*TASK INPUT*
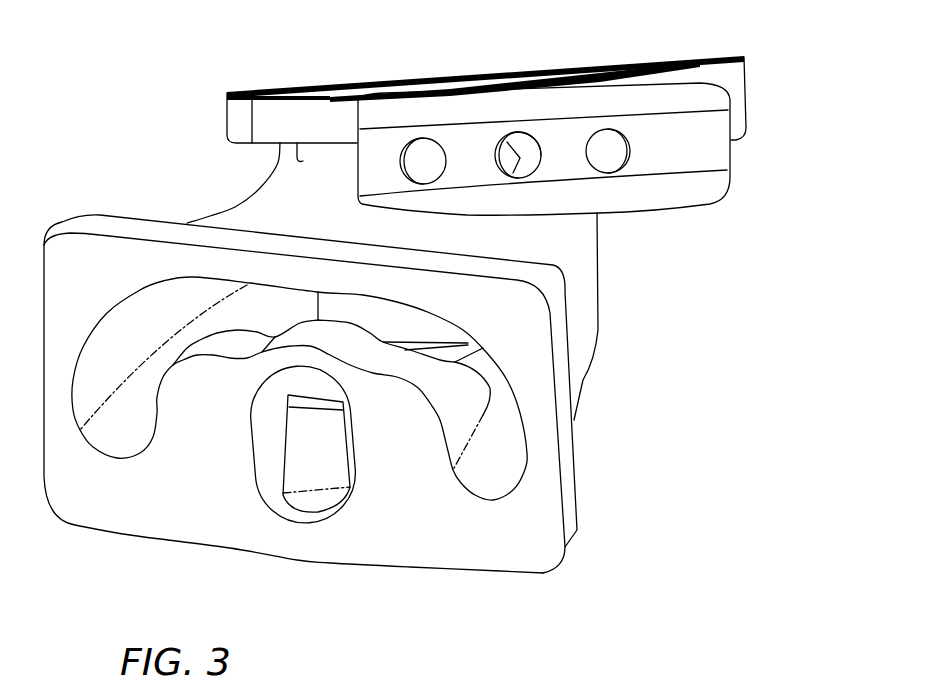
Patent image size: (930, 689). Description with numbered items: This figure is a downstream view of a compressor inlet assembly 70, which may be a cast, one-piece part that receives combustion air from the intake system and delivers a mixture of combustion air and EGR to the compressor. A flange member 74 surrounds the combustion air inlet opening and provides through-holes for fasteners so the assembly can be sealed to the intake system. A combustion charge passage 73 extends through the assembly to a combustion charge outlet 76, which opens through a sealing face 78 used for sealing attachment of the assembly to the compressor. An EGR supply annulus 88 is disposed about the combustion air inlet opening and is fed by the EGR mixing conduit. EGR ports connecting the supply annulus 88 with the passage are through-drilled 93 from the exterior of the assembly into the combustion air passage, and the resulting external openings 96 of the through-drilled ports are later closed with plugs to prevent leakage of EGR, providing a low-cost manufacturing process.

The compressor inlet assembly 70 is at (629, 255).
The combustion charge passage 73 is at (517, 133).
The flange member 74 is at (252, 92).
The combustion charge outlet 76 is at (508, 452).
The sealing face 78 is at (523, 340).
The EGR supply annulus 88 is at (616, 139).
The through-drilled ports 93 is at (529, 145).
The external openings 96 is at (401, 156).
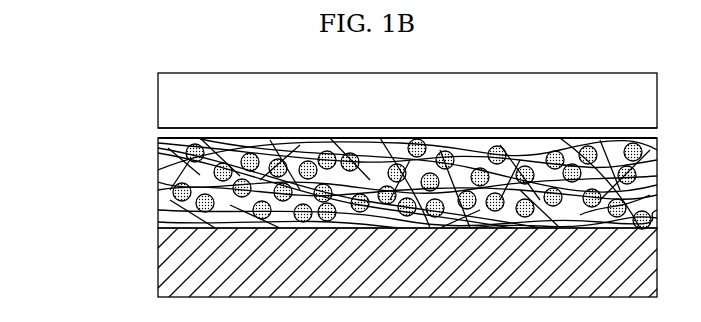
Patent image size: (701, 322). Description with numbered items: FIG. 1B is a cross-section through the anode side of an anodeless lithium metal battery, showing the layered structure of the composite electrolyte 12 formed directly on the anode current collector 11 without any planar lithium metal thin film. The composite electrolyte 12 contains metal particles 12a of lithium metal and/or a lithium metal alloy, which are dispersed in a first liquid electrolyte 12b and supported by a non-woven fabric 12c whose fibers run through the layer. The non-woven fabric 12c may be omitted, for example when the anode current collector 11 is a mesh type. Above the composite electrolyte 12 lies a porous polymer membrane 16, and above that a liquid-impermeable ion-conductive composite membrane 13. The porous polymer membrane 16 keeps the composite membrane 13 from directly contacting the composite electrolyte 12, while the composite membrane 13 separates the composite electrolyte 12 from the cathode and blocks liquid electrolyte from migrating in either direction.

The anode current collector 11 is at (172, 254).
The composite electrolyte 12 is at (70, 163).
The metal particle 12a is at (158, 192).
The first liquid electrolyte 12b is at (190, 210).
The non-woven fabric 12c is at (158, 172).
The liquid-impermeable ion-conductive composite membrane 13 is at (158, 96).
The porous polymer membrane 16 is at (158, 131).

---

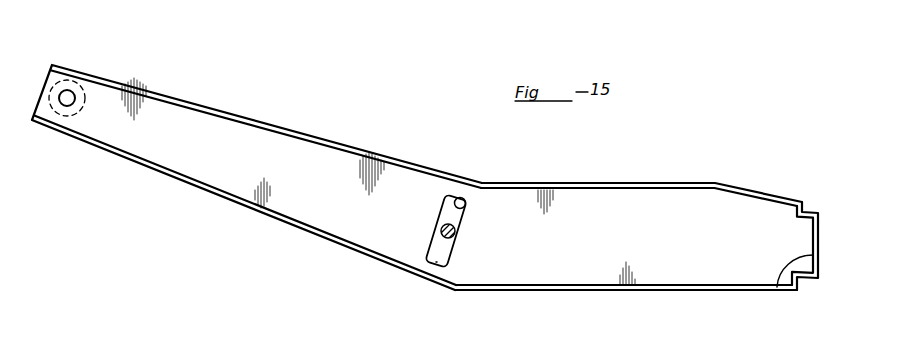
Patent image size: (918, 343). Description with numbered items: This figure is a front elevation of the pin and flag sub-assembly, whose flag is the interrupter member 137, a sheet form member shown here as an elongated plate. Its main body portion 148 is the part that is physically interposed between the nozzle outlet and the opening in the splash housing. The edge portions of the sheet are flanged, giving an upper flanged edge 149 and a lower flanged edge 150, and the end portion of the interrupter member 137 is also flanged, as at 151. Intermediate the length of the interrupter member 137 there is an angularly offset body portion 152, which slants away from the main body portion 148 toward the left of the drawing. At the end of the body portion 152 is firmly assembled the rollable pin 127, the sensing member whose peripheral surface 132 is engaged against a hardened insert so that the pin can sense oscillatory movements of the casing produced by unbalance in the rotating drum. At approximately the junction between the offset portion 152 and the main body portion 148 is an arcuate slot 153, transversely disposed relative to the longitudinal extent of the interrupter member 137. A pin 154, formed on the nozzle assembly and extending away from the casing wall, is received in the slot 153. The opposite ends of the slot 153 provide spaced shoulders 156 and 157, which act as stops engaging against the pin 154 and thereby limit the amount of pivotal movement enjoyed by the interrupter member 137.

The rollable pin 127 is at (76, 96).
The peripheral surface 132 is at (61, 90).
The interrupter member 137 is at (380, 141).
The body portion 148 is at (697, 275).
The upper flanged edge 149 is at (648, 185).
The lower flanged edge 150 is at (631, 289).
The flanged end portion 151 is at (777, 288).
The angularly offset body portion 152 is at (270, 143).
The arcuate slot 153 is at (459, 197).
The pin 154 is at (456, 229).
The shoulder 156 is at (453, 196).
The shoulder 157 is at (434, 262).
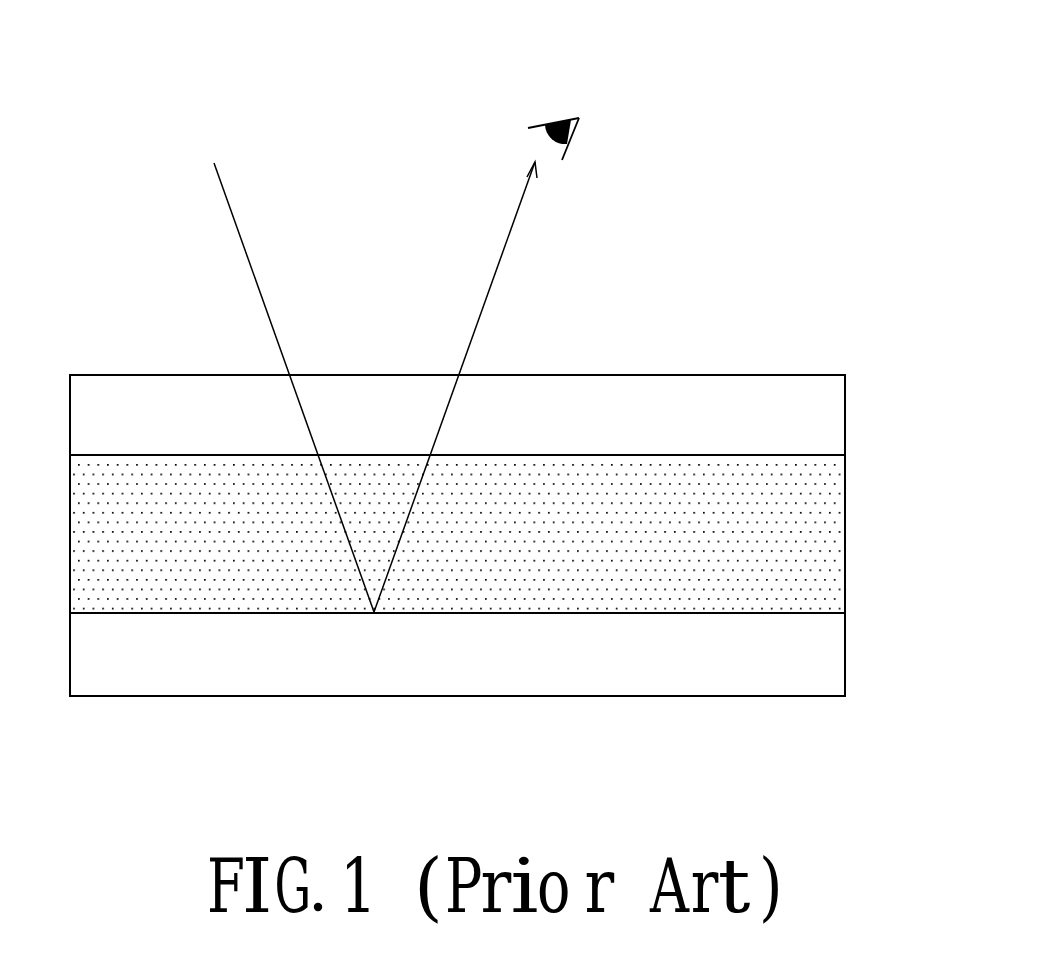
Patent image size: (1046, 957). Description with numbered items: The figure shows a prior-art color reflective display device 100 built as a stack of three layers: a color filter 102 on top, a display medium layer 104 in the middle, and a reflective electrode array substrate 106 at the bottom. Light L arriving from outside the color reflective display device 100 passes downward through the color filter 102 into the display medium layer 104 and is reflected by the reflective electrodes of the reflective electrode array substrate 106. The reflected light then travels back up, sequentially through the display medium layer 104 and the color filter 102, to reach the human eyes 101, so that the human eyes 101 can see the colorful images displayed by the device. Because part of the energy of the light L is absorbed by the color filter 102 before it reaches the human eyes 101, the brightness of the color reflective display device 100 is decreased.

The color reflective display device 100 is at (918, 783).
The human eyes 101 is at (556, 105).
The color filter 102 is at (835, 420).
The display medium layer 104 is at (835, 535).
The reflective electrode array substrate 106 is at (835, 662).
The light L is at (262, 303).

*WHAT YOU HAVE TO DO*
Copy the listing word for word, beginning at the line containing "Patent image size: (701, 322)." and continuing through the line containing "The porous polymer membrane 16 is".

*FULL OUTPUT*
Patent image size: (701, 322). Description with numbered items: FIG. 1B is a cross-section through the anode side of an anodeless lithium metal battery, showing the layered structure of the composite electrolyte 12 formed directly on the anode current collector 11 without any planar lithium metal thin film. The composite electrolyte 12 contains metal particles 12a of lithium metal and/or a lithium metal alloy, which are dispersed in a first liquid electrolyte 12b and supported by a non-woven fabric 12c whose fibers run through the layer. The non-woven fabric 12c may be omitted, for example when the anode current collector 11 is a mesh type. Above the composite electrolyte 12 lies a porous polymer membrane 16, and above that a liquid-impermeable ion-conductive composite membrane 13. The porous polymer membrane 16 keeps the composite membrane 13 from directly contacting the composite electrolyte 12, while the composite membrane 13 separates the composite electrolyte 12 from the cathode and blocks liquid electrolyte from migrating in either direction.

The anode current collector 11 is at (172, 254).
The composite electrolyte 12 is at (70, 163).
The metal particle 12a is at (158, 192).
The first liquid electrolyte 12b is at (190, 210).
The non-woven fabric 12c is at (158, 172).
The liquid-impermeable ion-conductive composite membrane 13 is at (158, 96).
The porous polymer membrane 16 is at (158, 131).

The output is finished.